+++ AVAILABLE RECORDS +++

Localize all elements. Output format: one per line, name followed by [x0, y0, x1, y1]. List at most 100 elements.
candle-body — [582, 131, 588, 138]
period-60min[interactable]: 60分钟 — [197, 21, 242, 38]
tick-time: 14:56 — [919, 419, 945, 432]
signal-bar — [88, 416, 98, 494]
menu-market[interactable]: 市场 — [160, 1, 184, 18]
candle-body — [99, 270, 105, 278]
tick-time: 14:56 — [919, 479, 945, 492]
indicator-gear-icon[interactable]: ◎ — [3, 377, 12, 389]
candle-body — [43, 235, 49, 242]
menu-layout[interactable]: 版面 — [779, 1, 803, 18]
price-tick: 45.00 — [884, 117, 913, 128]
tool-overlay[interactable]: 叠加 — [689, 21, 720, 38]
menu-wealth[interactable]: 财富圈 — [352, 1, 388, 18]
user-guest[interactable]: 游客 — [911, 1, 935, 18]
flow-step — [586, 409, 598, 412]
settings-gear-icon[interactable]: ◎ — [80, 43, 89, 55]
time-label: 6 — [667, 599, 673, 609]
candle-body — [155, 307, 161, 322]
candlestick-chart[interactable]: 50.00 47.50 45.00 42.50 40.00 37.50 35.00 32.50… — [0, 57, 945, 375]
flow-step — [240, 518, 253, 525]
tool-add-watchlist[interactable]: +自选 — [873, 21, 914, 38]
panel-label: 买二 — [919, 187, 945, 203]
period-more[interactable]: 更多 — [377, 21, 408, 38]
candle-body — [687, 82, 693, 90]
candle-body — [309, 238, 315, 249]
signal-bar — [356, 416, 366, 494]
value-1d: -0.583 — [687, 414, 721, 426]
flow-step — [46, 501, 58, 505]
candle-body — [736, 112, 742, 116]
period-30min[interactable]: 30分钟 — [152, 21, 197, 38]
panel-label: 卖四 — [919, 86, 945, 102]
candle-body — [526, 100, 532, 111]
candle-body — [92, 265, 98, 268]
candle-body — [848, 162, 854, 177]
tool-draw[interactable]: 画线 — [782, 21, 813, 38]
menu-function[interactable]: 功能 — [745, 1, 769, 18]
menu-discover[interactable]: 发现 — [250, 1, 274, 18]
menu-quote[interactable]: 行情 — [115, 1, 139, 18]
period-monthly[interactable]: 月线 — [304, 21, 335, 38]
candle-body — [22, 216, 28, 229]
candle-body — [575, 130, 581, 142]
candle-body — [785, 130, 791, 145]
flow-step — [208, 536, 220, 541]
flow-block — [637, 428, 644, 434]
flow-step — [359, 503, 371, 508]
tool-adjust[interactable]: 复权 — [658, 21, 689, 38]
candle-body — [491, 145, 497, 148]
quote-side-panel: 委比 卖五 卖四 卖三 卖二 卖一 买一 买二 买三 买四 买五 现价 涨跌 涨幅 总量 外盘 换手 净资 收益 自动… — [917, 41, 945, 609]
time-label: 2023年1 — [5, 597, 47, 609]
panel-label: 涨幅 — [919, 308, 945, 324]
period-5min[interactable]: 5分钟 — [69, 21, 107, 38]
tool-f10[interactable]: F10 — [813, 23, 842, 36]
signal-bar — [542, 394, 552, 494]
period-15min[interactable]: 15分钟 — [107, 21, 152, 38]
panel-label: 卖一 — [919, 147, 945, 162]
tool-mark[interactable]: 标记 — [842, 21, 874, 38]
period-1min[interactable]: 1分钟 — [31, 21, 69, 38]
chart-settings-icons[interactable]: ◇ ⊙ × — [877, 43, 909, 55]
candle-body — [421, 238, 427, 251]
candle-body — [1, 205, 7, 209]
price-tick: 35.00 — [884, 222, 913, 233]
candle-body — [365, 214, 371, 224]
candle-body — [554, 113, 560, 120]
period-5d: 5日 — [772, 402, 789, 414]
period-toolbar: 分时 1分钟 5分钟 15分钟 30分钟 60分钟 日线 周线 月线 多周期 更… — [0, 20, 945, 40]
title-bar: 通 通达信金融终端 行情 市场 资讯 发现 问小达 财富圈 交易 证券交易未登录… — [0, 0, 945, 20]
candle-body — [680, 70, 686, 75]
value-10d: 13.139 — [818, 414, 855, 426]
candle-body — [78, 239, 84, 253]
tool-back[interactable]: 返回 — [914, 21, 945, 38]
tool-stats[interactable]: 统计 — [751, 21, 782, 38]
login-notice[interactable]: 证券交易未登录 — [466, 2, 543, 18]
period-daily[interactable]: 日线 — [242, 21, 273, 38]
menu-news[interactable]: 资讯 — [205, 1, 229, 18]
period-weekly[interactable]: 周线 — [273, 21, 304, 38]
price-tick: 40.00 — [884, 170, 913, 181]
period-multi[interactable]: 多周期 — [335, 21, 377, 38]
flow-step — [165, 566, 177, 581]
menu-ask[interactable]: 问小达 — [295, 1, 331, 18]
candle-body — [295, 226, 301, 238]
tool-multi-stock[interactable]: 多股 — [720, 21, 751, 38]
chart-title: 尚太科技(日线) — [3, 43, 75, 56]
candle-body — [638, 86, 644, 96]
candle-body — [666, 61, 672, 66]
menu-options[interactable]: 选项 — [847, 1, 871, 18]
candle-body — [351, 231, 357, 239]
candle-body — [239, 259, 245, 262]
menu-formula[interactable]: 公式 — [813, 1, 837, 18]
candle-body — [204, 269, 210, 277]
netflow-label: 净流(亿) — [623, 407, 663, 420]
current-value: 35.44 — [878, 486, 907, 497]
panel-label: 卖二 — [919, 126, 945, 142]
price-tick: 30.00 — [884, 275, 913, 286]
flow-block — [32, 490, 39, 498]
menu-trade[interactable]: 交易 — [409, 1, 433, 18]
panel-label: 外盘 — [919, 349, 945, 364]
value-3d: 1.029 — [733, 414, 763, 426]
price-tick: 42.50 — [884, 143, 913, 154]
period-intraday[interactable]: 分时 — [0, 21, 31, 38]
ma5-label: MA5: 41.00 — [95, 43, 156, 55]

+++

STATED GOAL:
Repeat all of the records above line for line, with no changes.

ANSWER FOR THE TASK:
Localize all elements. Output format: one per line, name followed by [x0, y0, x1, y1]. List at most 100 elements.
candle-body — [582, 131, 588, 138]
period-60min[interactable]: 60分钟 — [197, 21, 242, 38]
tick-time: 14:56 — [919, 419, 945, 432]
signal-bar — [88, 416, 98, 494]
menu-market[interactable]: 市场 — [160, 1, 184, 18]
candle-body — [99, 270, 105, 278]
tick-time: 14:56 — [919, 479, 945, 492]
indicator-gear-icon[interactable]: ◎ — [3, 377, 12, 389]
candle-body — [43, 235, 49, 242]
menu-layout[interactable]: 版面 — [779, 1, 803, 18]
price-tick: 45.00 — [884, 117, 913, 128]
tool-overlay[interactable]: 叠加 — [689, 21, 720, 38]
menu-wealth[interactable]: 财富圈 — [352, 1, 388, 18]
user-guest[interactable]: 游客 — [911, 1, 935, 18]
flow-step — [586, 409, 598, 412]
settings-gear-icon[interactable]: ◎ — [80, 43, 89, 55]
time-label: 6 — [667, 599, 673, 609]
candle-body — [155, 307, 161, 322]
candlestick-chart[interactable]: 50.00 47.50 45.00 42.50 40.00 37.50 35.00 32.50… — [0, 57, 945, 375]
flow-step — [240, 518, 253, 525]
tool-add-watchlist[interactable]: +自选 — [873, 21, 914, 38]
panel-label: 买二 — [919, 187, 945, 203]
period-more[interactable]: 更多 — [377, 21, 408, 38]
candle-body — [687, 82, 693, 90]
candle-body — [309, 238, 315, 249]
signal-bar — [356, 416, 366, 494]
value-1d: -0.583 — [687, 414, 721, 426]
flow-step — [46, 501, 58, 505]
candle-body — [736, 112, 742, 116]
period-30min[interactable]: 30分钟 — [152, 21, 197, 38]
panel-label: 卖四 — [919, 86, 945, 102]
candle-body — [526, 100, 532, 111]
candle-body — [92, 265, 98, 268]
candle-body — [848, 162, 854, 177]
tool-draw[interactable]: 画线 — [782, 21, 813, 38]
menu-function[interactable]: 功能 — [745, 1, 769, 18]
menu-discover[interactable]: 发现 — [250, 1, 274, 18]
menu-quote[interactable]: 行情 — [115, 1, 139, 18]
period-monthly[interactable]: 月线 — [304, 21, 335, 38]
candle-body — [22, 216, 28, 229]
candle-body — [575, 130, 581, 142]
candle-body — [785, 130, 791, 145]
flow-step — [208, 536, 220, 541]
flow-block — [637, 428, 644, 434]
flow-step — [359, 503, 371, 508]
tool-adjust[interactable]: 复权 — [658, 21, 689, 38]
candle-body — [491, 145, 497, 148]
quote-side-panel: 委比 卖五 卖四 卖三 卖二 卖一 买一 买二 买三 买四 买五 现价 涨跌 涨幅 总量 外盘 换手 净资 收益 自动… — [917, 41, 945, 609]
time-label: 2023年1 — [5, 597, 47, 609]
panel-label: 涨幅 — [919, 308, 945, 324]
period-5min[interactable]: 5分钟 — [69, 21, 107, 38]
tool-f10[interactable]: F10 — [813, 23, 842, 36]
signal-bar — [542, 394, 552, 494]
period-15min[interactable]: 15分钟 — [107, 21, 152, 38]
panel-label: 卖一 — [919, 147, 945, 162]
tool-mark[interactable]: 标记 — [842, 21, 874, 38]
period-1min[interactable]: 1分钟 — [31, 21, 69, 38]
chart-settings-icons[interactable]: ◇ ⊙ × — [877, 43, 909, 55]
candle-body — [421, 238, 427, 251]
candle-body — [1, 205, 7, 209]
price-tick: 35.00 — [884, 222, 913, 233]
candle-body — [365, 214, 371, 224]
candle-body — [554, 113, 560, 120]
period-5d: 5日 — [772, 402, 789, 414]
period-toolbar: 分时 1分钟 5分钟 15分钟 30分钟 60分钟 日线 周线 月线 多周期 更… — [0, 20, 945, 40]
title-bar: 通 通达信金融终端 行情 市场 资讯 发现 问小达 财富圈 交易 证券交易未登录… — [0, 0, 945, 20]
candle-body — [680, 70, 686, 75]
value-10d: 13.139 — [818, 414, 855, 426]
candle-body — [78, 239, 84, 253]
tool-back[interactable]: 返回 — [914, 21, 945, 38]
tool-stats[interactable]: 统计 — [751, 21, 782, 38]
login-notice[interactable]: 证券交易未登录 — [466, 2, 543, 18]
period-daily[interactable]: 日线 — [242, 21, 273, 38]
menu-news[interactable]: 资讯 — [205, 1, 229, 18]
period-weekly[interactable]: 周线 — [273, 21, 304, 38]
price-tick: 40.00 — [884, 170, 913, 181]
period-multi[interactable]: 多周期 — [335, 21, 377, 38]
flow-step — [165, 566, 177, 581]
menu-ask[interactable]: 问小达 — [295, 1, 331, 18]
candle-body — [295, 226, 301, 238]
tool-multi-stock[interactable]: 多股 — [720, 21, 751, 38]
chart-title: 尚太科技(日线) — [3, 43, 75, 56]
candle-body — [638, 86, 644, 96]
candle-body — [666, 61, 672, 66]
menu-options[interactable]: 选项 — [847, 1, 871, 18]
candle-body — [351, 231, 357, 239]
candle-body — [239, 259, 245, 262]
menu-formula[interactable]: 公式 — [813, 1, 837, 18]
candle-body — [204, 269, 210, 277]
netflow-label: 净流(亿) — [623, 407, 663, 420]
current-value: 35.44 — [878, 486, 907, 497]
panel-label: 卖二 — [919, 126, 945, 142]
price-tick: 30.00 — [884, 275, 913, 286]
flow-block — [32, 490, 39, 498]
menu-trade[interactable]: 交易 — [409, 1, 433, 18]
panel-label: 外盘 — [919, 349, 945, 364]
value-3d: 1.029 — [733, 414, 763, 426]
price-tick: 42.50 — [884, 143, 913, 154]
period-intraday[interactable]: 分时 — [0, 21, 31, 38]
ma5-label: MA5: 41.00 — [95, 43, 156, 55]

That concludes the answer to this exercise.